Problem to work on: Each entry must be given again exactly; images do not belong in the copy.

Stored records:
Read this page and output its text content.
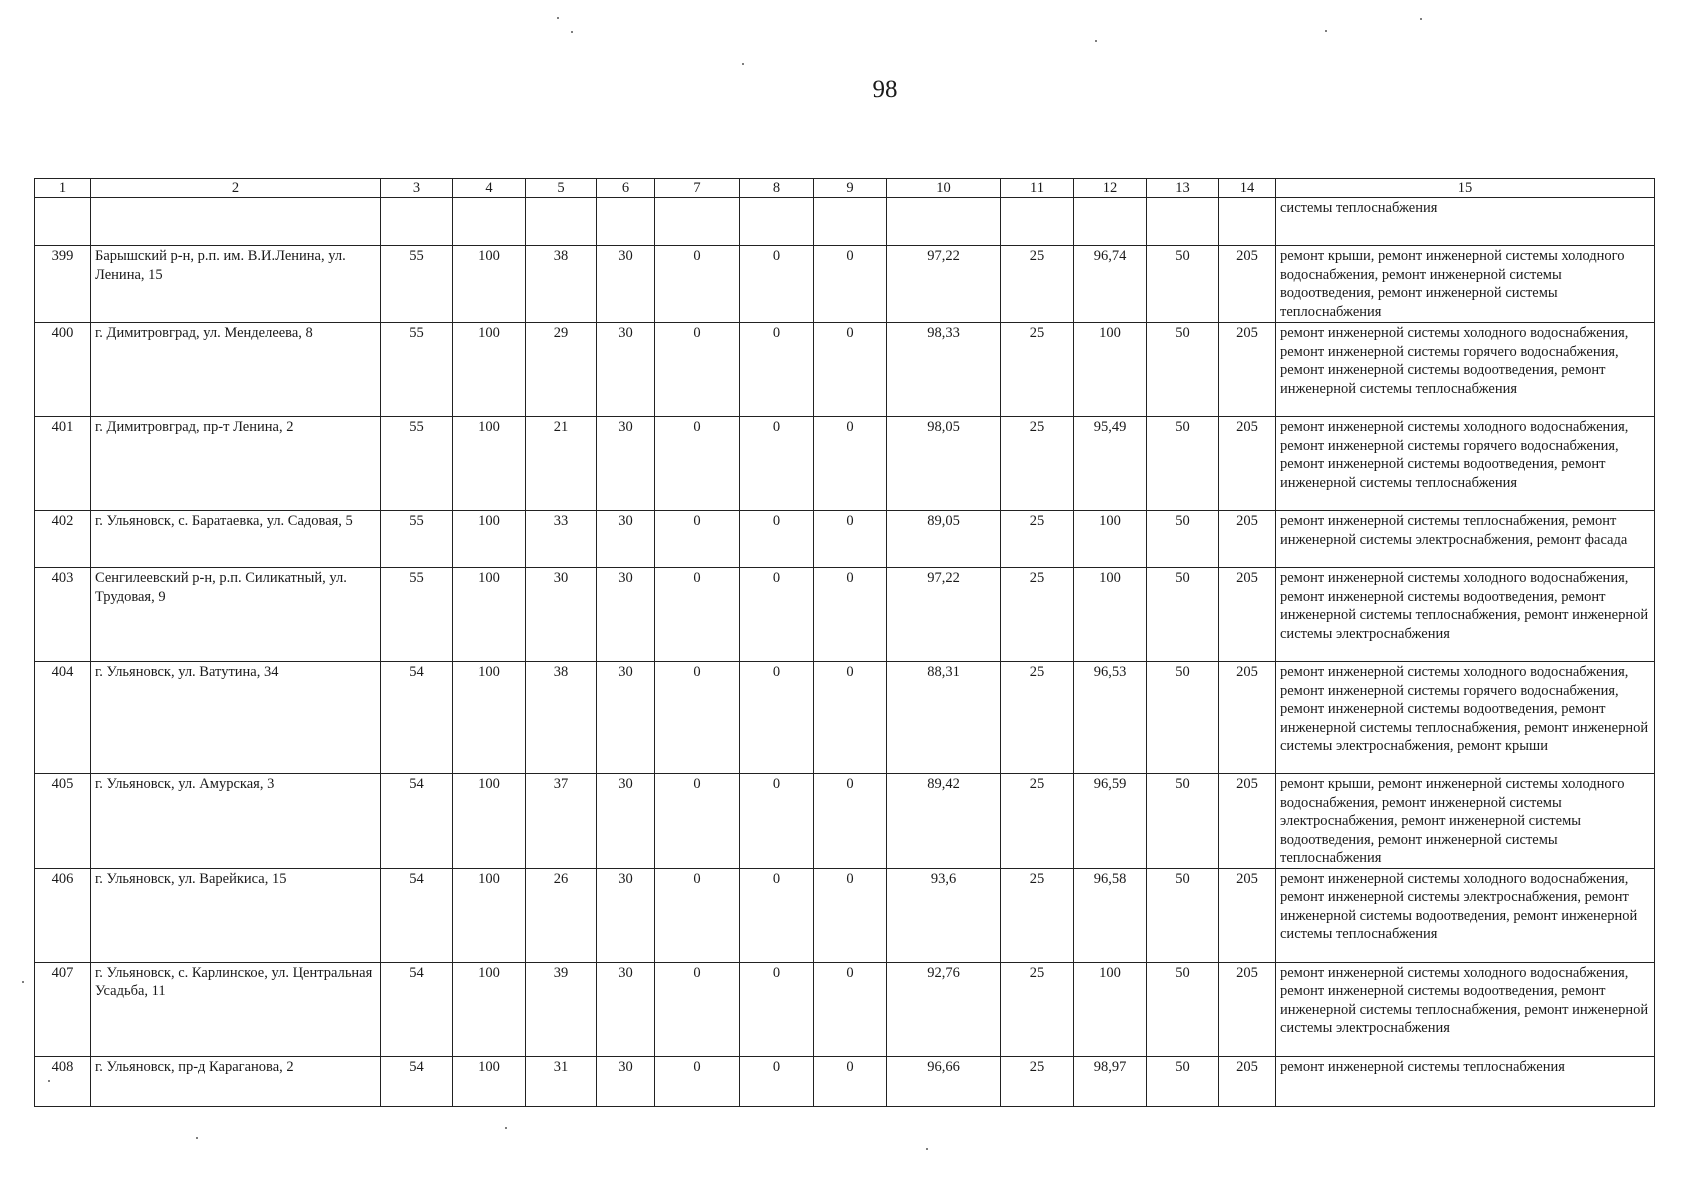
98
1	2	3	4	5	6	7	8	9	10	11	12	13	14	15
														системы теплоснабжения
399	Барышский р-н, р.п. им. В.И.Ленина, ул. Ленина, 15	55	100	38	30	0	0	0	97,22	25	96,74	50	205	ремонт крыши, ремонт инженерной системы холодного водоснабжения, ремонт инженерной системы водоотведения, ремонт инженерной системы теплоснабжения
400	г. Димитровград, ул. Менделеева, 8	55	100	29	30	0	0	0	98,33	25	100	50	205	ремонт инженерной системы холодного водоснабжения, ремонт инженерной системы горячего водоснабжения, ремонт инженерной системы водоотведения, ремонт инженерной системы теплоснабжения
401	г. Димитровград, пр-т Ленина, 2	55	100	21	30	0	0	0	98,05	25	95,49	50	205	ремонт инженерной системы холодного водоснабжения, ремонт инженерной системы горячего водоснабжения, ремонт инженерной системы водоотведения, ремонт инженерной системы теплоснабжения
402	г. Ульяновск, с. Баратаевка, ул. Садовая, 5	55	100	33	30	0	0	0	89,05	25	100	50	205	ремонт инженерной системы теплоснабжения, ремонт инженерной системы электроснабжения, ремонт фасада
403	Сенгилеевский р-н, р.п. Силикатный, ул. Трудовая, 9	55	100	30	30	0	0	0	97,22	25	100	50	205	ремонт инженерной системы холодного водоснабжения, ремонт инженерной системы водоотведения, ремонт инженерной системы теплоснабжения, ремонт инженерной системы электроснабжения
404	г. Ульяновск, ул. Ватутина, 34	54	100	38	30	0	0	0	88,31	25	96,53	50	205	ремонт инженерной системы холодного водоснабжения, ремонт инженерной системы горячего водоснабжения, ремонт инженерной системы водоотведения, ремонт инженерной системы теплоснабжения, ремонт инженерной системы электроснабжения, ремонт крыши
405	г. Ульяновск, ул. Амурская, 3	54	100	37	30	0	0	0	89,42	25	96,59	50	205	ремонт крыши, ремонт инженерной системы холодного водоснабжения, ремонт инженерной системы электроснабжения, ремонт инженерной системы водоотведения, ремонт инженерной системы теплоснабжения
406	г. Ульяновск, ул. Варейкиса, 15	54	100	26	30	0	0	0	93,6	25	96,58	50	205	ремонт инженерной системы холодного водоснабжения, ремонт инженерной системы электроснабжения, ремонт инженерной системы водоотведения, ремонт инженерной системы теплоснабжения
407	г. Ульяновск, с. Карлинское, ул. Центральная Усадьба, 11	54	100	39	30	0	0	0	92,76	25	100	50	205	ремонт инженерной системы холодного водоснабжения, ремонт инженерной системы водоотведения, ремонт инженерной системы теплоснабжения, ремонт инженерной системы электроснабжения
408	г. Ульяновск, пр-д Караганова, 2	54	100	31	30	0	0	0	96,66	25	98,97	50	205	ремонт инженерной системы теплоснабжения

Response to the exercise:
Read this page and output its text content.
98
1	2	3	4	5	6	7	8	9	10	11	12	13	14	15
														системы теплоснабжения
399	Барышский р-н, р.п. им. В.И.Ленина, ул. Ленина, 15	55	100	38	30	0	0	0	97,22	25	96,74	50	205	ремонт крыши, ремонт инженерной системы холодного водоснабжения, ремонт инженерной системы водоотведения, ремонт инженерной системы теплоснабжения
400	г. Димитровград, ул. Менделеева, 8	55	100	29	30	0	0	0	98,33	25	100	50	205	ремонт инженерной системы холодного водоснабжения, ремонт инженерной системы горячего водоснабжения, ремонт инженерной системы водоотведения, ремонт инженерной системы теплоснабжения
401	г. Димитровград, пр-т Ленина, 2	55	100	21	30	0	0	0	98,05	25	95,49	50	205	ремонт инженерной системы холодного водоснабжения, ремонт инженерной системы горячего водоснабжения, ремонт инженерной системы водоотведения, ремонт инженерной системы теплоснабжения
402	г. Ульяновск, с. Баратаевка, ул. Садовая, 5	55	100	33	30	0	0	0	89,05	25	100	50	205	ремонт инженерной системы теплоснабжения, ремонт инженерной системы электроснабжения, ремонт фасада
403	Сенгилеевский р-н, р.п. Силикатный, ул. Трудовая, 9	55	100	30	30	0	0	0	97,22	25	100	50	205	ремонт инженерной системы холодного водоснабжения, ремонт инженерной системы водоотведения, ремонт инженерной системы теплоснабжения, ремонт инженерной системы электроснабжения
404	г. Ульяновск, ул. Ватутина, 34	54	100	38	30	0	0	0	88,31	25	96,53	50	205	ремонт инженерной системы холодного водоснабжения, ремонт инженерной системы горячего водоснабжения, ремонт инженерной системы водоотведения, ремонт инженерной системы теплоснабжения, ремонт инженерной системы электроснабжения, ремонт крыши
405	г. Ульяновск, ул. Амурская, 3	54	100	37	30	0	0	0	89,42	25	96,59	50	205	ремонт крыши, ремонт инженерной системы холодного водоснабжения, ремонт инженерной системы электроснабжения, ремонт инженерной системы водоотведения, ремонт инженерной системы теплоснабжения
406	г. Ульяновск, ул. Варейкиса, 15	54	100	26	30	0	0	0	93,6	25	96,58	50	205	ремонт инженерной системы холодного водоснабжения, ремонт инженерной системы электроснабжения, ремонт инженерной системы водоотведения, ремонт инженерной системы теплоснабжения
407	г. Ульяновск, с. Карлинское, ул. Центральная Усадьба, 11	54	100	39	30	0	0	0	92,76	25	100	50	205	ремонт инженерной системы холодного водоснабжения, ремонт инженерной системы водоотведения, ремонт инженерной системы теплоснабжения, ремонт инженерной системы электроснабжения
408	г. Ульяновск, пр-д Караганова, 2	54	100	31	30	0	0	0	96,66	25	98,97	50	205	ремонт инженерной системы теплоснабжения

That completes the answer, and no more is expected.